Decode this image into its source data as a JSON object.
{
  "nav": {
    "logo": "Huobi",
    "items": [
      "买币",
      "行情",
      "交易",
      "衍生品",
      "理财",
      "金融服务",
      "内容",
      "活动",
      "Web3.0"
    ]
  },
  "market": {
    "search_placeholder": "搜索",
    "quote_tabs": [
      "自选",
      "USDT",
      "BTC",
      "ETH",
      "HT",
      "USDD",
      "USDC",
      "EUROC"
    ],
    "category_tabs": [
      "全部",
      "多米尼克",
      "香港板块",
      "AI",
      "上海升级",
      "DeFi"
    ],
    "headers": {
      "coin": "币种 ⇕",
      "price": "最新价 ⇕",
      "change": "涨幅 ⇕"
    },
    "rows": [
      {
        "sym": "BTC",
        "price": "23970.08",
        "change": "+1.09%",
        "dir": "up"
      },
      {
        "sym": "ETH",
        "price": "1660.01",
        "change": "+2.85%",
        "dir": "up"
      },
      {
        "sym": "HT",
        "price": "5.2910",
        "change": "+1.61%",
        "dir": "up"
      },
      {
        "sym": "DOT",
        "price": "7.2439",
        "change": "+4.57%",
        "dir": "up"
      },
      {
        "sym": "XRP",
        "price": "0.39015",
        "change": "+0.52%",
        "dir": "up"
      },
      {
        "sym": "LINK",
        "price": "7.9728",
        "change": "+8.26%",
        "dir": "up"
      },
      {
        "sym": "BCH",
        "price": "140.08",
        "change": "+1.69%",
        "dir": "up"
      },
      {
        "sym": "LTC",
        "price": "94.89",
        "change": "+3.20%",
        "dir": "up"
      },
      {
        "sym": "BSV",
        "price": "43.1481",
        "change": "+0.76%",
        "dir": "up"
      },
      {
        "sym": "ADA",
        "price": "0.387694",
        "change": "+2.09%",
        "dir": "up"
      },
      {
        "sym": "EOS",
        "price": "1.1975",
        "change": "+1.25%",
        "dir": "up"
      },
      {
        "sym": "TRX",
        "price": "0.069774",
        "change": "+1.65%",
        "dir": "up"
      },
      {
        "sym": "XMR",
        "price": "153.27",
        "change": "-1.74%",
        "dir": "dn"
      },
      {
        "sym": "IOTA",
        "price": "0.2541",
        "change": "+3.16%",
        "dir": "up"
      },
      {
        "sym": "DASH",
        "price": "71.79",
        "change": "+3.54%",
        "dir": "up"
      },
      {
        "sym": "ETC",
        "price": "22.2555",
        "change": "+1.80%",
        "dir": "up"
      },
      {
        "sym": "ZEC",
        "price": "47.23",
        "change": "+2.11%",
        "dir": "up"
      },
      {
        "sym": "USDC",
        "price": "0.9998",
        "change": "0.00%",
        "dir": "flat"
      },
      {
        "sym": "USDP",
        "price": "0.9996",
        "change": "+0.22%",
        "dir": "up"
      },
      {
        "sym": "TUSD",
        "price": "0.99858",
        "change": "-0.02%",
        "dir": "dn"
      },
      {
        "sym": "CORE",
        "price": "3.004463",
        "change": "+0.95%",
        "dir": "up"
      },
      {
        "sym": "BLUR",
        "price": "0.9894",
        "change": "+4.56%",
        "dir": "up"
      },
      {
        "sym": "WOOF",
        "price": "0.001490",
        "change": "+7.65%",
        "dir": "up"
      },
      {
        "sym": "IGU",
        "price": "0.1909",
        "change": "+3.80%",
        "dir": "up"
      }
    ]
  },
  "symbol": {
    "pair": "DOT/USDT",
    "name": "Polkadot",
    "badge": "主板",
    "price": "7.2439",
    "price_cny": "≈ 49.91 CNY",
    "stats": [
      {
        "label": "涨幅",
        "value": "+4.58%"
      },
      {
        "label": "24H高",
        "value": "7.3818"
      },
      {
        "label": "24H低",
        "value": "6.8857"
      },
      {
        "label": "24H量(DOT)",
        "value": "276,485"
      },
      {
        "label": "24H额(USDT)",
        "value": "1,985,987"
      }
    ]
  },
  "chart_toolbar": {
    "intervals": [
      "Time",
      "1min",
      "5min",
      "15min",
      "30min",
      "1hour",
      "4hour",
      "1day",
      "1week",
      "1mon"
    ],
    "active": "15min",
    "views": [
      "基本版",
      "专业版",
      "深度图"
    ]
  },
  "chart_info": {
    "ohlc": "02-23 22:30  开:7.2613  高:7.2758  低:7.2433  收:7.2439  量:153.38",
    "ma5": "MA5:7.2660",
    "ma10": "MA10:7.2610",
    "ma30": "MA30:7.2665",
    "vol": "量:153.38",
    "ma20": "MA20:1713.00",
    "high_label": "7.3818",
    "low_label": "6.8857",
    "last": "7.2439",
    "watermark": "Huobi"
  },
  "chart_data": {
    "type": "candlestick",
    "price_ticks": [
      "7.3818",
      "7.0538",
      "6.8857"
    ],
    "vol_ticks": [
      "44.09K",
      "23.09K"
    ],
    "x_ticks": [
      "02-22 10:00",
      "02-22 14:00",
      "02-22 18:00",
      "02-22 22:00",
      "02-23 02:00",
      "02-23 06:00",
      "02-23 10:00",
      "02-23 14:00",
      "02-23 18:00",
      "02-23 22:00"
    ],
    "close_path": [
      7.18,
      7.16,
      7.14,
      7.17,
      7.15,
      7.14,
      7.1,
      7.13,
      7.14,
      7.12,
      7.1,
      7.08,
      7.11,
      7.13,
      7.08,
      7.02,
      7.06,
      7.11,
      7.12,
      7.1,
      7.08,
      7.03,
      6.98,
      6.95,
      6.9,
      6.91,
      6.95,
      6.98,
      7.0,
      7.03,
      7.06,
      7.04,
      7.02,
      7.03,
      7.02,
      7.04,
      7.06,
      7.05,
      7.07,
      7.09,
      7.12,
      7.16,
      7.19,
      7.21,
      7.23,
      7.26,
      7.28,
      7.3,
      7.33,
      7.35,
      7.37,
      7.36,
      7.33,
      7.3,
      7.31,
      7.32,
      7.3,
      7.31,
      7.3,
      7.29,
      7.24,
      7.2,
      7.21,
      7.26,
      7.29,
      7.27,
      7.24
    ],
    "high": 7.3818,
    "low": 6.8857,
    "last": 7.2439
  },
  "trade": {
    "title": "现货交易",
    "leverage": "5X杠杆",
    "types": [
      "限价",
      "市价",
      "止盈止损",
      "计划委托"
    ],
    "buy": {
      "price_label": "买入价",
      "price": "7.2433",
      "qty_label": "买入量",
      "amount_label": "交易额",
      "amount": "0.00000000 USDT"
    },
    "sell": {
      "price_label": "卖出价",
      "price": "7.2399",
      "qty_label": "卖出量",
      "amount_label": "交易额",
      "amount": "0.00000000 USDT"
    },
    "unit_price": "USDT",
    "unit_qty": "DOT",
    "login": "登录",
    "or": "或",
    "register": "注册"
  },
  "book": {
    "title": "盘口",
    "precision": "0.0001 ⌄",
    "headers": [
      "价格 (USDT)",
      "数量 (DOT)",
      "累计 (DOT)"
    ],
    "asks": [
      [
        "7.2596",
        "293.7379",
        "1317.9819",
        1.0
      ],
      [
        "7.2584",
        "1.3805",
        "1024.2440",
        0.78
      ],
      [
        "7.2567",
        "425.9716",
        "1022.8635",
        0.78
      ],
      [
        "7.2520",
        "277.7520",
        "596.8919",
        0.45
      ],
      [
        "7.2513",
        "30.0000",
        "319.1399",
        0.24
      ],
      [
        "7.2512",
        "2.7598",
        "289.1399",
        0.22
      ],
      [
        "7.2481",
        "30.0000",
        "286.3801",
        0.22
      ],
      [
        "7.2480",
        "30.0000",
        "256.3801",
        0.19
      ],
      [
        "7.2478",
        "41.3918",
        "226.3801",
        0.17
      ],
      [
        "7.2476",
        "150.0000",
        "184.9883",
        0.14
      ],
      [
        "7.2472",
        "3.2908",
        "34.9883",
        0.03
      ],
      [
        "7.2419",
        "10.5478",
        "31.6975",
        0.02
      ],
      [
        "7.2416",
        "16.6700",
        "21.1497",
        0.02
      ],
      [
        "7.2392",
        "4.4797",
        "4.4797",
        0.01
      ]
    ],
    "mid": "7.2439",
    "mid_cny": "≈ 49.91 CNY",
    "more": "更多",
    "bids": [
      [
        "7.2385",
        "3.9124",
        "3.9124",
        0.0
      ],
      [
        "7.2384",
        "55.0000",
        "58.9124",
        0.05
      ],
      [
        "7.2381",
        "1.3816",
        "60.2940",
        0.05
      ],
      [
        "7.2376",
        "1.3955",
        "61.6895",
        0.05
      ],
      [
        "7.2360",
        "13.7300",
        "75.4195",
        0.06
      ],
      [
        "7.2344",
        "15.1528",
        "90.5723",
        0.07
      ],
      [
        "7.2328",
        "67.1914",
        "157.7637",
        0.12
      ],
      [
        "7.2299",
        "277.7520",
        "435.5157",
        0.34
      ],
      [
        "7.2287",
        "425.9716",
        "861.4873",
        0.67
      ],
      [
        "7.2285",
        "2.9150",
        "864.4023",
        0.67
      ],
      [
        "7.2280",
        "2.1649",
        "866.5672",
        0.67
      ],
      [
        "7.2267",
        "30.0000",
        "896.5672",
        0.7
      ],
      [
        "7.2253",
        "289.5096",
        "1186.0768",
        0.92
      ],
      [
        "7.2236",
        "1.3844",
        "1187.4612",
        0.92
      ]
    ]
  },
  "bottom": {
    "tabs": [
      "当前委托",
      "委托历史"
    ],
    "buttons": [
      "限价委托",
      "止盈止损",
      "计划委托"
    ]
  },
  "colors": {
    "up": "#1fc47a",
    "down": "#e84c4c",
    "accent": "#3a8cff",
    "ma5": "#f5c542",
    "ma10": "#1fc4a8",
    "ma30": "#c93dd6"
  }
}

********************

— Job —
Out of the material above, select every line that holds the string "value".

— Written solution —
        "value": "+4.58%"
        "value": "7.3818"
        "value": "6.8857"
        "value": "276,485"
        "value": "1,985,987"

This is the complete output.